--- start of MATERIALS PROVIDED ---

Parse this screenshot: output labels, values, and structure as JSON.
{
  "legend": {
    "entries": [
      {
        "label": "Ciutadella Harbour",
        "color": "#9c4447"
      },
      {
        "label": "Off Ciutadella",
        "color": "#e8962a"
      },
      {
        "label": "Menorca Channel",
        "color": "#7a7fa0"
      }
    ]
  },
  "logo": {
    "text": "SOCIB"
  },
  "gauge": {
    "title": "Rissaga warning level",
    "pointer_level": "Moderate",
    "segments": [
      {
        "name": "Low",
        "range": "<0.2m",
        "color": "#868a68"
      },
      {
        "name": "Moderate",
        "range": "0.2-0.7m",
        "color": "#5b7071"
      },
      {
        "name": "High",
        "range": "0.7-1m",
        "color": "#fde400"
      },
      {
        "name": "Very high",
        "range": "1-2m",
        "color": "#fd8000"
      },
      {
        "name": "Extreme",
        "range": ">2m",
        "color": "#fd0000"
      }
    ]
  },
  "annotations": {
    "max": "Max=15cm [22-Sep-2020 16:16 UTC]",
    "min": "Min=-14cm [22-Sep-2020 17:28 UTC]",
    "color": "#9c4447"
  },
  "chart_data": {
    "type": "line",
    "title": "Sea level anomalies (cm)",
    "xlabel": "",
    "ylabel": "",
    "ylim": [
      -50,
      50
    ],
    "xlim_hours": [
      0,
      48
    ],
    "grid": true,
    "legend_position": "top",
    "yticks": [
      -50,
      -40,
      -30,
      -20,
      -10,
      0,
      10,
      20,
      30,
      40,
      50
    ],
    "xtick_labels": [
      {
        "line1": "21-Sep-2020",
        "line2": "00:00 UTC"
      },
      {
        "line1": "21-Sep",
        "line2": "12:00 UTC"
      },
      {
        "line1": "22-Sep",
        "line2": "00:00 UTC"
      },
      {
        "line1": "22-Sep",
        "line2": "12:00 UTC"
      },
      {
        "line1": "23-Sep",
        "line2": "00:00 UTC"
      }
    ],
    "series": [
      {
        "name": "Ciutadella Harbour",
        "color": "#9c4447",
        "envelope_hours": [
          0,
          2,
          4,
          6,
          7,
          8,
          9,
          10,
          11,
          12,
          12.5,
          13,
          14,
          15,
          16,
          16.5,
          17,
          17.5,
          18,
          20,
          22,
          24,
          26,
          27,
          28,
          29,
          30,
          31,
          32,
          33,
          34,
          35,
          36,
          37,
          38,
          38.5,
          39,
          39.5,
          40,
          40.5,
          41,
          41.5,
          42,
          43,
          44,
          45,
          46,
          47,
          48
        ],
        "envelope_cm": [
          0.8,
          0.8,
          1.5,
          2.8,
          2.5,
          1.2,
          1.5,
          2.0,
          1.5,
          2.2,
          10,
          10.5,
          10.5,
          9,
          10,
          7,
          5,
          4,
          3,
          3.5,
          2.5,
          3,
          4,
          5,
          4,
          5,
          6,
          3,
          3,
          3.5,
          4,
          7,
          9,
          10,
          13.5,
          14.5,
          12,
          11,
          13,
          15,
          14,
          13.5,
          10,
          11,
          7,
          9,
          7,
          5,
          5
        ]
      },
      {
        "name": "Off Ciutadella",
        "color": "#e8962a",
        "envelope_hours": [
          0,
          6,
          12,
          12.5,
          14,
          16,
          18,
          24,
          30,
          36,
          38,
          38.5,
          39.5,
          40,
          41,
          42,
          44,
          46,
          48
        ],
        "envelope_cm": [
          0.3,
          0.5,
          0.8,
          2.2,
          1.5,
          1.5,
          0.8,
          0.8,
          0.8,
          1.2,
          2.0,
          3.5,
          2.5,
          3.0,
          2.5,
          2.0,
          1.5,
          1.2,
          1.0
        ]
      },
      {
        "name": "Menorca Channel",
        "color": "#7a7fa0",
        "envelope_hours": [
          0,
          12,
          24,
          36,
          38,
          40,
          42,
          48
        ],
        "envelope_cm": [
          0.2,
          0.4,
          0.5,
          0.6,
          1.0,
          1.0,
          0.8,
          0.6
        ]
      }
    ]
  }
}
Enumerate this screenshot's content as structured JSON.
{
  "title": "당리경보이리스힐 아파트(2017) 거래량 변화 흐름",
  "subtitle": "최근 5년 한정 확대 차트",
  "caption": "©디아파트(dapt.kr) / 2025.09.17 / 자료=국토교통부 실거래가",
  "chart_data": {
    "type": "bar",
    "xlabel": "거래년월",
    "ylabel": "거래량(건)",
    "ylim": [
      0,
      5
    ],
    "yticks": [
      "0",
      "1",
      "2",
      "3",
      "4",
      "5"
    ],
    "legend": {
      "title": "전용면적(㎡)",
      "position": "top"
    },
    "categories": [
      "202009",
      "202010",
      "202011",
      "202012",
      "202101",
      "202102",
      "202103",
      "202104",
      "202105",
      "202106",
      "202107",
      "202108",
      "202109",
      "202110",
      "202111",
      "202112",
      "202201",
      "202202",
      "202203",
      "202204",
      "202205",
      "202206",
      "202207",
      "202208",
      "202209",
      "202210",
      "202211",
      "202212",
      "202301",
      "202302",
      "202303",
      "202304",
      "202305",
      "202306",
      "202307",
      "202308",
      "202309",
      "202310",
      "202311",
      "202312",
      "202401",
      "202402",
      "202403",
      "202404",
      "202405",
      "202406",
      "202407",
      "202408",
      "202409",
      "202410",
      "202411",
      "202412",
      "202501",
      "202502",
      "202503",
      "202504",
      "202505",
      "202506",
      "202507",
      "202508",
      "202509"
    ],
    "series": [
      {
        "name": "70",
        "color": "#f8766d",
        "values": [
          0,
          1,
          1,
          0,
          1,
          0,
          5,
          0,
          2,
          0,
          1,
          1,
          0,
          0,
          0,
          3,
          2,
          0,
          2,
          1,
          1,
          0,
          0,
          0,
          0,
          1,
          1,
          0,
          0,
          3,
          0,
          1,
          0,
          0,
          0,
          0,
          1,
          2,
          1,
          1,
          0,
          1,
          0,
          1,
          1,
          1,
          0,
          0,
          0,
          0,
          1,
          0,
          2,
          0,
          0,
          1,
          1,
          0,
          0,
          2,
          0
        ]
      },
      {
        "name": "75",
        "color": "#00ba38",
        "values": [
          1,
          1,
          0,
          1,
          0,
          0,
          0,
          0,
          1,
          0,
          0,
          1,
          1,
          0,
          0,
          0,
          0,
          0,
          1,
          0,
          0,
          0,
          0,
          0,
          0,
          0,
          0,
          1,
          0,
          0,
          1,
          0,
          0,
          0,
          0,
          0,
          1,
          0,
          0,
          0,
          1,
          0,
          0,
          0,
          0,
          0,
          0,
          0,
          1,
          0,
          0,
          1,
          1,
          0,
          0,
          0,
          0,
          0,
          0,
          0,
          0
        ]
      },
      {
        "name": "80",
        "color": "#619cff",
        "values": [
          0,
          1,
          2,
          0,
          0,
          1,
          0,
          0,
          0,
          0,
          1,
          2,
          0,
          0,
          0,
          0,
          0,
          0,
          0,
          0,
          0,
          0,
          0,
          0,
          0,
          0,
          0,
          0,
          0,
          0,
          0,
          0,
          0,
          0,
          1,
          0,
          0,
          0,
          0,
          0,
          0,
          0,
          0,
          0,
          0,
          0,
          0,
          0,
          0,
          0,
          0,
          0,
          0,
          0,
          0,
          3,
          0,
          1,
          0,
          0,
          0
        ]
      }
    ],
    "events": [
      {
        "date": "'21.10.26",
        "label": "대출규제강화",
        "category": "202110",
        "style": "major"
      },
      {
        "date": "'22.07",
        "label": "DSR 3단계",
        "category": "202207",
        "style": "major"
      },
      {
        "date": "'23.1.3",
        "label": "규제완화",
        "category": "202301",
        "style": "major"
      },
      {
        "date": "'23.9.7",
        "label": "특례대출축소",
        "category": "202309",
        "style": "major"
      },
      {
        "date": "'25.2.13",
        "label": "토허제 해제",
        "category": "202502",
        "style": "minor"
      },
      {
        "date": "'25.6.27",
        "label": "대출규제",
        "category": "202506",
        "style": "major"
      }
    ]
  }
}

--- end of MATERIALS PROVIDED ---

## [TASK OBJECTIVE]
Filter the listing above for the string "Channel" and copy every matching line.

## [SOLUTION]
        "label": "Menorca Channel",
        "name": "Menorca Channel",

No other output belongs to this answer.